┌──

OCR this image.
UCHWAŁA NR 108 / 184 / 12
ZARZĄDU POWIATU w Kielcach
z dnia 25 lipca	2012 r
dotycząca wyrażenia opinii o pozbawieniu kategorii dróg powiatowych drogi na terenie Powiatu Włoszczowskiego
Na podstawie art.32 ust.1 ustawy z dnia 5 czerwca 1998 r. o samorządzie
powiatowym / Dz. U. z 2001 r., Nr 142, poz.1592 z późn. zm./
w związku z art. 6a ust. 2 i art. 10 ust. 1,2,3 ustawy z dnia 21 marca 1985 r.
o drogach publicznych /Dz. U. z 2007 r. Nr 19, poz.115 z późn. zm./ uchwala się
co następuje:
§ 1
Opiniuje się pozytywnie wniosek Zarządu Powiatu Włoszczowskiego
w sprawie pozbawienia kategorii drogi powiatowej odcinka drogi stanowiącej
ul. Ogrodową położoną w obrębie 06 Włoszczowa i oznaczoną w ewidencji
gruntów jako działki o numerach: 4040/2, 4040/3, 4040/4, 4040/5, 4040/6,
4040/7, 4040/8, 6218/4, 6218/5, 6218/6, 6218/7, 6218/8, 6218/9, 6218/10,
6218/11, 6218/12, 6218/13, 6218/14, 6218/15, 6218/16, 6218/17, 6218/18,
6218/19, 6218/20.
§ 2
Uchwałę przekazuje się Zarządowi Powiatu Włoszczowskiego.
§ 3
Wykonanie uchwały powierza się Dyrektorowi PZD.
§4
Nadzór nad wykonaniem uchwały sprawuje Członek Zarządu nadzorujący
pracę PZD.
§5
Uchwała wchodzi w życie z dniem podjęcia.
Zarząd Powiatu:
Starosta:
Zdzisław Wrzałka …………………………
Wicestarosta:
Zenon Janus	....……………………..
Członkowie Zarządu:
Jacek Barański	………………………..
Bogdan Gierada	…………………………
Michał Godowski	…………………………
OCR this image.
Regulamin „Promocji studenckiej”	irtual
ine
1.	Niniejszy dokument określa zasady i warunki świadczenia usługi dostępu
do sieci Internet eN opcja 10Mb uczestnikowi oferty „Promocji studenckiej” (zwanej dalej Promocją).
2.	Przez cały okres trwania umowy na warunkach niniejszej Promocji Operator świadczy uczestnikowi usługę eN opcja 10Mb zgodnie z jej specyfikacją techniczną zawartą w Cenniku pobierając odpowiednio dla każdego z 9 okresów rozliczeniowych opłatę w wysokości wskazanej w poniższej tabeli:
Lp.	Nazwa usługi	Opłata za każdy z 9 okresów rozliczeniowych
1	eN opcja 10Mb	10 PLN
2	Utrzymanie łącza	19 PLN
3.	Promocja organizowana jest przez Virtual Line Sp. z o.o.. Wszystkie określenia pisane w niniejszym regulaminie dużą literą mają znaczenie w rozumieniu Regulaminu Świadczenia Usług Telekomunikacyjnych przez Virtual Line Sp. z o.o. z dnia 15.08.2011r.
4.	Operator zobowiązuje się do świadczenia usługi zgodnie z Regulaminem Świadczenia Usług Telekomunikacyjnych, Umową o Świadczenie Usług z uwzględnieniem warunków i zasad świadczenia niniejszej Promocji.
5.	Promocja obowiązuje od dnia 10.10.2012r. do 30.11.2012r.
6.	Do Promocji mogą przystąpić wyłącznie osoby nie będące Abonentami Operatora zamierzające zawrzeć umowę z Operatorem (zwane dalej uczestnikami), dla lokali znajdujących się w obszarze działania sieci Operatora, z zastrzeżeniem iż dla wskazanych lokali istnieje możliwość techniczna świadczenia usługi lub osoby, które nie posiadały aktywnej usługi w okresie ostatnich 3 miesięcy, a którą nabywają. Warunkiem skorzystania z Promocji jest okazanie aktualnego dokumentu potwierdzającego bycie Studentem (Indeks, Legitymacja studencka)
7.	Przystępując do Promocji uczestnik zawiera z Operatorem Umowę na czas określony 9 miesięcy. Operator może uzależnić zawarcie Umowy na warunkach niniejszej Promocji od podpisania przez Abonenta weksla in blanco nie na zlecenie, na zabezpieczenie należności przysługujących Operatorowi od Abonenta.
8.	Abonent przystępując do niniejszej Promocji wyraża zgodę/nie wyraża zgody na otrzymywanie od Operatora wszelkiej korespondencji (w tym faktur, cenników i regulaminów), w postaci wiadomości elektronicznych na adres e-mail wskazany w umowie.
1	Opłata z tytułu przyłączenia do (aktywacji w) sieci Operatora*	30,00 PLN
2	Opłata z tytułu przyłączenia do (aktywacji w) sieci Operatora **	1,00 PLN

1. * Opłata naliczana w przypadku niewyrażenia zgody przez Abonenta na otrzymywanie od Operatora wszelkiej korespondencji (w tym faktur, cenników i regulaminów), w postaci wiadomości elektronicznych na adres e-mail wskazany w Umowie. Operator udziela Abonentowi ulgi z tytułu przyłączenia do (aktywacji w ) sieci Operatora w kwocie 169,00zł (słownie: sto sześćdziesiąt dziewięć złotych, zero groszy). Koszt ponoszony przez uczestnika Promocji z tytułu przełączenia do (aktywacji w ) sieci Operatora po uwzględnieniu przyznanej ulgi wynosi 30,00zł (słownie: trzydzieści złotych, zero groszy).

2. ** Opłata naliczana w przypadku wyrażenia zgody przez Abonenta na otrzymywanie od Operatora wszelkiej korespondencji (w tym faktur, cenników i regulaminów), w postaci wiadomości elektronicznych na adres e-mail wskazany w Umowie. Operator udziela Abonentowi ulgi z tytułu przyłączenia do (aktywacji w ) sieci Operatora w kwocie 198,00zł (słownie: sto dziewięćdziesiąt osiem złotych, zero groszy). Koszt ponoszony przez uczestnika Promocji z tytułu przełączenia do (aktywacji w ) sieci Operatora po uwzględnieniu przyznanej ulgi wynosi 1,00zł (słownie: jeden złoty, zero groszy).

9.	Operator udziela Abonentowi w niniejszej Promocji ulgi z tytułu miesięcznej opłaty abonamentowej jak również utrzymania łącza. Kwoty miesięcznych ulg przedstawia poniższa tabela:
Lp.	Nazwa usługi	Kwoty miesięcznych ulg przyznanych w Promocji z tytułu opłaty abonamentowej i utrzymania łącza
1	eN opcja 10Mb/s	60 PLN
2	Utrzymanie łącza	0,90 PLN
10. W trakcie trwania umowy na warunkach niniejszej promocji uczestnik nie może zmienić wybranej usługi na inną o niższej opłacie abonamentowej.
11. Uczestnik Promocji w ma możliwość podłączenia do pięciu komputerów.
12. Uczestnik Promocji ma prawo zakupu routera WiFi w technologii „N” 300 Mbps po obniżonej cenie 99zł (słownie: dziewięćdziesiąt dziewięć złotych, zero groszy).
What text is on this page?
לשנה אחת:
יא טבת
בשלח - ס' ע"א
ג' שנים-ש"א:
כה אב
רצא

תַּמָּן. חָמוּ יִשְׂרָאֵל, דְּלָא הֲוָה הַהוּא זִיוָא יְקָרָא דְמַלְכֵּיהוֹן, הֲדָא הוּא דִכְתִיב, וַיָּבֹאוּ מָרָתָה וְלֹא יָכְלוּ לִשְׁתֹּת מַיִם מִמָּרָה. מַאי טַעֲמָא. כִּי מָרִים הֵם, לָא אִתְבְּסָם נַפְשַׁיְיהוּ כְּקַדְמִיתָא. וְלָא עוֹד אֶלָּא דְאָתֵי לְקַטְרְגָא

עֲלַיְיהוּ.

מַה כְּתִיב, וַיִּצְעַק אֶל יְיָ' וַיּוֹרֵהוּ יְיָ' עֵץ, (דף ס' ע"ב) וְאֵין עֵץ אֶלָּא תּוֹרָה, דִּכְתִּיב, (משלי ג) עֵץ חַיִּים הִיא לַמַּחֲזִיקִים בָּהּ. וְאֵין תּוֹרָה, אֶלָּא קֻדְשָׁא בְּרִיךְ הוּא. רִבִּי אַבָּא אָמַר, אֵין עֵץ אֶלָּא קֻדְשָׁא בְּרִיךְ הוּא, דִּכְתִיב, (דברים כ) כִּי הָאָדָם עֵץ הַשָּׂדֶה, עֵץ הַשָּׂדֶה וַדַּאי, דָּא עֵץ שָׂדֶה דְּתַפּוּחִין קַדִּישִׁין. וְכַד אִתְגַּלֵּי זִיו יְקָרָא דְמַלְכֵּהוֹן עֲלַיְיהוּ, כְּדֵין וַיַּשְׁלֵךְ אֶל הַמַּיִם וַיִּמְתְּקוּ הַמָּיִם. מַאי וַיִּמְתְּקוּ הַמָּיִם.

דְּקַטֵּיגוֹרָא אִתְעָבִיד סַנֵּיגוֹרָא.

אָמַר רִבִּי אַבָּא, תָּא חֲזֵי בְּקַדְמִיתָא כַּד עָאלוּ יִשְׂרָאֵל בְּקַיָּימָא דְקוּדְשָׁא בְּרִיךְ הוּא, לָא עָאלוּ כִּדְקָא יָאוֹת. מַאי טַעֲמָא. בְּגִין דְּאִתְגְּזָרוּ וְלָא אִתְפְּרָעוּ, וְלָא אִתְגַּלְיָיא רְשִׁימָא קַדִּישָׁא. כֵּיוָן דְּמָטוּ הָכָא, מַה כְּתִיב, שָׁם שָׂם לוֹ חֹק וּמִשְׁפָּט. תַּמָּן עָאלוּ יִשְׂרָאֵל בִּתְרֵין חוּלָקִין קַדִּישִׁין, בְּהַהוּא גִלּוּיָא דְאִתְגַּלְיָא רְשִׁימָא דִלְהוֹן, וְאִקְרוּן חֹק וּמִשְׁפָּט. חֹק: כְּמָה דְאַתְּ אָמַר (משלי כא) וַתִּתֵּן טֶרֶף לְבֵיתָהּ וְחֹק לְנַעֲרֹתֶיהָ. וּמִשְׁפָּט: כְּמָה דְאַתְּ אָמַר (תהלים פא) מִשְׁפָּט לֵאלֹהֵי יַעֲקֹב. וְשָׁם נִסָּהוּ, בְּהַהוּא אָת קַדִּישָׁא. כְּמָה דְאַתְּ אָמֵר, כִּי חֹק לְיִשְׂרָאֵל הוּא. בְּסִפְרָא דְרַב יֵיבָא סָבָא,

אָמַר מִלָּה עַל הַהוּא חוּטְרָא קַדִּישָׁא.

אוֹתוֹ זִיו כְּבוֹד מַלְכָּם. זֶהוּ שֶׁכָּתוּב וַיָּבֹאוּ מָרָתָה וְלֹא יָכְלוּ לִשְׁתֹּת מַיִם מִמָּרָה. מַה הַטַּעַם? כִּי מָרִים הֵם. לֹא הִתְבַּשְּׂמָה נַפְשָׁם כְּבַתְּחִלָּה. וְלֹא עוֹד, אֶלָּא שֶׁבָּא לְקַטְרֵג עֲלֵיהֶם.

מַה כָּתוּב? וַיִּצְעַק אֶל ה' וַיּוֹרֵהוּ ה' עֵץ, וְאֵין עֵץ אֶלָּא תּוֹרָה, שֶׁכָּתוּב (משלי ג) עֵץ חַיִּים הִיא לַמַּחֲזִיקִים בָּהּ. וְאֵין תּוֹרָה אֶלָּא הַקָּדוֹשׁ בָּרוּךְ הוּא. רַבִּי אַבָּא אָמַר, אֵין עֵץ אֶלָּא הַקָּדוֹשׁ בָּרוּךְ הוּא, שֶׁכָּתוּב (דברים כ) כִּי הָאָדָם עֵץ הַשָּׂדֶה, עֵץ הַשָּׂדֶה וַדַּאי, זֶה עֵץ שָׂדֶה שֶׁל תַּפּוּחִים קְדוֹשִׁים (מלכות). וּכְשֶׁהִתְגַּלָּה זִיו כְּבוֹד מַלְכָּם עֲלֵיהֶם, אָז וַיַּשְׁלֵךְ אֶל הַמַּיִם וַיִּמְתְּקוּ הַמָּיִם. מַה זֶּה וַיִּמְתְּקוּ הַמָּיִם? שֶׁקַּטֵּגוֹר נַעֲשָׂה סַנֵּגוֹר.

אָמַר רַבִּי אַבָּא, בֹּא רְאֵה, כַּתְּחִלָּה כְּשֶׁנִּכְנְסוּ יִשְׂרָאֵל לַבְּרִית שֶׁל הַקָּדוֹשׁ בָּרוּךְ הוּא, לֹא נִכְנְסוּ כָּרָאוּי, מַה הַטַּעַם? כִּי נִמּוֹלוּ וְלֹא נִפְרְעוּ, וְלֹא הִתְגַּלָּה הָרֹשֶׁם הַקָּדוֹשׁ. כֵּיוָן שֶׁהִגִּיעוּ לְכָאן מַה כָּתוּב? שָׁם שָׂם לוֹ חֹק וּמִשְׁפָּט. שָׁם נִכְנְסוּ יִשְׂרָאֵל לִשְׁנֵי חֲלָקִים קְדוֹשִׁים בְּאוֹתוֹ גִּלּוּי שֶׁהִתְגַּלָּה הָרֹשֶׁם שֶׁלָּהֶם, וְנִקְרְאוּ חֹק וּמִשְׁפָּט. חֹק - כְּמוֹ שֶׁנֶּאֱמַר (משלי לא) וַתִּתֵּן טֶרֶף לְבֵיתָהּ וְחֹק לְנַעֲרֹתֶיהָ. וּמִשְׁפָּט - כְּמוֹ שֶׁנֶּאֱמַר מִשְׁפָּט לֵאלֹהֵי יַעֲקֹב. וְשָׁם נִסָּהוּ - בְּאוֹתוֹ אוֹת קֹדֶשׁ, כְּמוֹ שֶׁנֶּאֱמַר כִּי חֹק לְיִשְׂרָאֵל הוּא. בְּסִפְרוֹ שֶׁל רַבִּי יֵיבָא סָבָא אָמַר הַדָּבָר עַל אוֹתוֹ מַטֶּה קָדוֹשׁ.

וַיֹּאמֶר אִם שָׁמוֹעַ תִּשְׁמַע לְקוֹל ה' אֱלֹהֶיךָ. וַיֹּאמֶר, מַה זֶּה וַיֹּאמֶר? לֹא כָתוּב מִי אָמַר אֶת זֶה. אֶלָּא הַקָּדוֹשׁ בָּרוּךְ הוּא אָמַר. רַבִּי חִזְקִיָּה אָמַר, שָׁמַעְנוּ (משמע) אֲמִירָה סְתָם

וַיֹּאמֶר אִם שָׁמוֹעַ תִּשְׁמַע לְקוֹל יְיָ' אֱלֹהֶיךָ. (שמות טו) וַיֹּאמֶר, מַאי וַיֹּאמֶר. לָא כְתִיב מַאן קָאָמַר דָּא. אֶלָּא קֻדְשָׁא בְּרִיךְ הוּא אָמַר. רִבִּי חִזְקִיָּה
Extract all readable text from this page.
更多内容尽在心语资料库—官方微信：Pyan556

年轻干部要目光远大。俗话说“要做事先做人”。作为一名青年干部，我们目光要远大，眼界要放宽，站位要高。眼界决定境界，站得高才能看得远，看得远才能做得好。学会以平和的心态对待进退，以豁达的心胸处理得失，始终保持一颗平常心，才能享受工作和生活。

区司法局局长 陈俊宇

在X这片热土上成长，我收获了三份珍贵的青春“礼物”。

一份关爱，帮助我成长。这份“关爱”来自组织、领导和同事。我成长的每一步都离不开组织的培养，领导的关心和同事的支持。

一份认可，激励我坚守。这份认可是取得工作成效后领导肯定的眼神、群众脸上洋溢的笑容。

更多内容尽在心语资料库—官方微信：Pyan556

└──

→ **DIRECTIONS FOR THIS TASK**: Copy exactly the lines above, from the one containing "Extract all readable text from this page." through the very last line.

→ **RIGHT ANSWER**:
Extract all readable text from this page.
更多内容尽在心语资料库—官方微信：Pyan556

年轻干部要目光远大。俗话说“要做事先做人”。作为一名青年干部，我们目光要远大，眼界要放宽，站位要高。眼界决定境界，站得高才能看得远，看得远才能做得好。学会以平和的心态对待进退，以豁达的心胸处理得失，始终保持一颗平常心，才能享受工作和生活。

区司法局局长 陈俊宇

在X这片热土上成长，我收获了三份珍贵的青春“礼物”。

一份关爱，帮助我成长。这份“关爱”来自组织、领导和同事。我成长的每一步都离不开组织的培养，领导的关心和同事的支持。

一份认可，激励我坚守。这份认可是取得工作成效后领导肯定的眼神、群众脸上洋溢的笑容。

更多内容尽在心语资料库—官方微信：Pyan556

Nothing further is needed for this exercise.